----- EXERCISE INPUTS
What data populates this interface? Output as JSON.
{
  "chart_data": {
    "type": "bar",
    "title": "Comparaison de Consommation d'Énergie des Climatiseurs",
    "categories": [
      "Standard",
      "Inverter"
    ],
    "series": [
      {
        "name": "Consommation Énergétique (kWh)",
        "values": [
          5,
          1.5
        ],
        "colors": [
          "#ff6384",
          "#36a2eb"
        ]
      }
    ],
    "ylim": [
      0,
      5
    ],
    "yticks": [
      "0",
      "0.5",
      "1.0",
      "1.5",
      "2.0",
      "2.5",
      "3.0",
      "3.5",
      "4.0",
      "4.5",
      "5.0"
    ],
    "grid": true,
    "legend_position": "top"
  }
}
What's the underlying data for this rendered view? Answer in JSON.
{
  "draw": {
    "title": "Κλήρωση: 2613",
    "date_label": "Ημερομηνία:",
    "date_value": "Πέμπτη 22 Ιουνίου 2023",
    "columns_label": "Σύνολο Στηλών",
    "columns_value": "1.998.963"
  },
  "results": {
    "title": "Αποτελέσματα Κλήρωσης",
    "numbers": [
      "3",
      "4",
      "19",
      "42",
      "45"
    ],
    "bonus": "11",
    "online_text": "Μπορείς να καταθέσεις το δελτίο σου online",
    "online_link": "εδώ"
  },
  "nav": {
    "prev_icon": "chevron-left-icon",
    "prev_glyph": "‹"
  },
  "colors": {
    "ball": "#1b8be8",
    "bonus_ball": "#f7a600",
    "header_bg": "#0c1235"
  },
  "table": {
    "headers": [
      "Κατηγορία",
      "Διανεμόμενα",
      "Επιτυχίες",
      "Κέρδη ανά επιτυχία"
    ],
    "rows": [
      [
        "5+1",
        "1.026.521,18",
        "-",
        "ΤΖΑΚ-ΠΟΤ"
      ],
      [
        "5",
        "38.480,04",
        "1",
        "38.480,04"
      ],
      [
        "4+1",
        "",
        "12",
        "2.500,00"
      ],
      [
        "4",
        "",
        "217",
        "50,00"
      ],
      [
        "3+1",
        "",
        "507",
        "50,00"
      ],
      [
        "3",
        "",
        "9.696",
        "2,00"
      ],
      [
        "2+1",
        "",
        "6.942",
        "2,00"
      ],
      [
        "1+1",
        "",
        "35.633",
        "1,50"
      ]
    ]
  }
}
----------
THE EXERCISE:
Can you restate every record above word for word?

WRITTEN SOLUTION:
What data populates this interface? Output as JSON.
{
  "chart_data": {
    "type": "bar",
    "title": "Comparaison de Consommation d'Énergie des Climatiseurs",
    "categories": [
      "Standard",
      "Inverter"
    ],
    "series": [
      {
        "name": "Consommation Énergétique (kWh)",
        "values": [
          5,
          1.5
        ],
        "colors": [
          "#ff6384",
          "#36a2eb"
        ]
      }
    ],
    "ylim": [
      0,
      5
    ],
    "yticks": [
      "0",
      "0.5",
      "1.0",
      "1.5",
      "2.0",
      "2.5",
      "3.0",
      "3.5",
      "4.0",
      "4.5",
      "5.0"
    ],
    "grid": true,
    "legend_position": "top"
  }
}
What's the underlying data for this rendered view? Answer in JSON.
{
  "draw": {
    "title": "Κλήρωση: 2613",
    "date_label": "Ημερομηνία:",
    "date_value": "Πέμπτη 22 Ιουνίου 2023",
    "columns_label": "Σύνολο Στηλών",
    "columns_value": "1.998.963"
  },
  "results": {
    "title": "Αποτελέσματα Κλήρωσης",
    "numbers": [
      "3",
      "4",
      "19",
      "42",
      "45"
    ],
    "bonus": "11",
    "online_text": "Μπορείς να καταθέσεις το δελτίο σου online",
    "online_link": "εδώ"
  },
  "nav": {
    "prev_icon": "chevron-left-icon",
    "prev_glyph": "‹"
  },
  "colors": {
    "ball": "#1b8be8",
    "bonus_ball": "#f7a600",
    "header_bg": "#0c1235"
  },
  "table": {
    "headers": [
      "Κατηγορία",
      "Διανεμόμενα",
      "Επιτυχίες",
      "Κέρδη ανά επιτυχία"
    ],
    "rows": [
      [
        "5+1",
        "1.026.521,18",
        "-",
        "ΤΖΑΚ-ΠΟΤ"
      ],
      [
        "5",
        "38.480,04",
        "1",
        "38.480,04"
      ],
      [
        "4+1",
        "",
        "12",
        "2.500,00"
      ],
      [
        "4",
        "",
        "217",
        "50,00"
      ],
      [
        "3+1",
        "",
        "507",
        "50,00"
      ],
      [
        "3",
        "",
        "9.696",
        "2,00"
      ],
      [
        "2+1",
        "",
        "6.942",
        "2,00"
      ],
      [
        "1+1",
        "",
        "35.633",
        "1,50"
      ]
    ]
  }
}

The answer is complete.